§ **Stated task**
Every line from the one with "What does this" through the end of the records below should be restated word for word, and nothing outside that span.

------ Record excerpts

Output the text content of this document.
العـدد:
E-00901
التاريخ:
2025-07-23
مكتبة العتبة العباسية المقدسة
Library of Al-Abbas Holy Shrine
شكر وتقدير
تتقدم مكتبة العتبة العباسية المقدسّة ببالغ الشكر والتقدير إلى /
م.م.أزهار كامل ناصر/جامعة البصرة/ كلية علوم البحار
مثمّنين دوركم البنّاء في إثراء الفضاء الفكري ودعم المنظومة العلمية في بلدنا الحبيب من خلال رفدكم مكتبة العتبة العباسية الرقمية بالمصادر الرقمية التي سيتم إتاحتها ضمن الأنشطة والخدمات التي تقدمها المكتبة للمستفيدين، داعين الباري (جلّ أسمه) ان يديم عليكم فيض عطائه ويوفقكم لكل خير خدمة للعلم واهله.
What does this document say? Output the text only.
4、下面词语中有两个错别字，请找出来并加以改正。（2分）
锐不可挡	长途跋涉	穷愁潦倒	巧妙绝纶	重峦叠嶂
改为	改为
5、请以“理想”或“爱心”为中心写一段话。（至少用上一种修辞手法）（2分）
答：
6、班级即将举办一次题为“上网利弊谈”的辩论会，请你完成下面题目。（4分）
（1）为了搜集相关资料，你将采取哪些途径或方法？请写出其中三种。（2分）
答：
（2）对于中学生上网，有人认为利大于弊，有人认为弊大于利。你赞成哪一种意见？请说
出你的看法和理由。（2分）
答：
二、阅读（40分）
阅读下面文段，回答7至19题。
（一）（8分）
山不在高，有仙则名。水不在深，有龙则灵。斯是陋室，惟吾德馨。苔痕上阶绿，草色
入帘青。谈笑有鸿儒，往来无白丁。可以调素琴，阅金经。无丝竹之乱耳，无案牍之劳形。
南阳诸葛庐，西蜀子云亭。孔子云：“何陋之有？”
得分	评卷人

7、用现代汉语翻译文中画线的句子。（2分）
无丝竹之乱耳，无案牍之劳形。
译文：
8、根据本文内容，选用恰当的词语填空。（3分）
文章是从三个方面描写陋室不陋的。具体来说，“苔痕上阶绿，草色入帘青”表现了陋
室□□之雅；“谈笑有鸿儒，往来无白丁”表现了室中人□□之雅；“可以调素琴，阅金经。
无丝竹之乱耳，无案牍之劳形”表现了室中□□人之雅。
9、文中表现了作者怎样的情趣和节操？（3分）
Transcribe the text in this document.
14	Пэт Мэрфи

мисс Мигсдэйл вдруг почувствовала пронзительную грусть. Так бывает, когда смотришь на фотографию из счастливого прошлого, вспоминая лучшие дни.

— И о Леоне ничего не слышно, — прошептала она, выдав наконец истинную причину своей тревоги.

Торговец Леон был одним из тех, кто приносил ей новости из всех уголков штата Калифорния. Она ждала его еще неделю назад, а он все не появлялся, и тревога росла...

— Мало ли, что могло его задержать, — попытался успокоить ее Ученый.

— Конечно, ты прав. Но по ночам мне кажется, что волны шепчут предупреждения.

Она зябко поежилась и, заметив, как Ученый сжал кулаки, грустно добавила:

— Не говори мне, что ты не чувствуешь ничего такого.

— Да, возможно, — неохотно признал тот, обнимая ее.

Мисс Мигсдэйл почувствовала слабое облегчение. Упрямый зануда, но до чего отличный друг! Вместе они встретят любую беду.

------------

§ **Task answer**
What does this document say? Output the text only.
4、下面词语中有两个错别字，请找出来并加以改正。（2分）
锐不可挡	长途跋涉	穷愁潦倒	巧妙绝纶	重峦叠嶂
改为	改为
5、请以“理想”或“爱心”为中心写一段话。（至少用上一种修辞手法）（2分）
答：
6、班级即将举办一次题为“上网利弊谈”的辩论会，请你完成下面题目。（4分）
（1）为了搜集相关资料，你将采取哪些途径或方法？请写出其中三种。（2分）
答：
（2）对于中学生上网，有人认为利大于弊，有人认为弊大于利。你赞成哪一种意见？请说
出你的看法和理由。（2分）
答：
二、阅读（40分）
阅读下面文段，回答7至19题。
（一）（8分）
山不在高，有仙则名。水不在深，有龙则灵。斯是陋室，惟吾德馨。苔痕上阶绿，草色
入帘青。谈笑有鸿儒，往来无白丁。可以调素琴，阅金经。无丝竹之乱耳，无案牍之劳形。
南阳诸葛庐，西蜀子云亭。孔子云：“何陋之有？”
得分	评卷人

7、用现代汉语翻译文中画线的句子。（2分）
无丝竹之乱耳，无案牍之劳形。
译文：
8、根据本文内容，选用恰当的词语填空。（3分）
文章是从三个方面描写陋室不陋的。具体来说，“苔痕上阶绿，草色入帘青”表现了陋
室□□之雅；“谈笑有鸿儒，往来无白丁”表现了室中人□□之雅；“可以调素琴，阅金经。
无丝竹之乱耳，无案牍之劳形”表现了室中□□人之雅。
9、文中表现了作者怎样的情趣和节操？（3分）
Transcribe the text in this document.
14	Пэт Мэрфи

мисс Мигсдэйл вдруг почувствовала пронзительную грусть. Так бывает, когда смотришь на фотографию из счастливого прошлого, вспоминая лучшие дни.

— И о Леоне ничего не слышно, — прошептала она, выдав наконец истинную причину своей тревоги.

Торговец Леон был одним из тех, кто приносил ей новости из всех уголков штата Калифорния. Она ждала его еще неделю назад, а он все не появлялся, и тревога росла...

— Мало ли, что могло его задержать, — попытался успокоить ее Ученый.

— Конечно, ты прав. Но по ночам мне кажется, что волны шепчут предупреждения.

Она зябко поежилась и, заметив, как Ученый сжал кулаки, грустно добавила:

— Не говори мне, что ты не чувствуешь ничего такого.

— Да, возможно, — неохотно признал тот, обнимая ее.

Мисс Мигсдэйл почувствовала слабое облегчение. Упрямый зануда, но до чего отличный друг! Вместе они встретят любую беду.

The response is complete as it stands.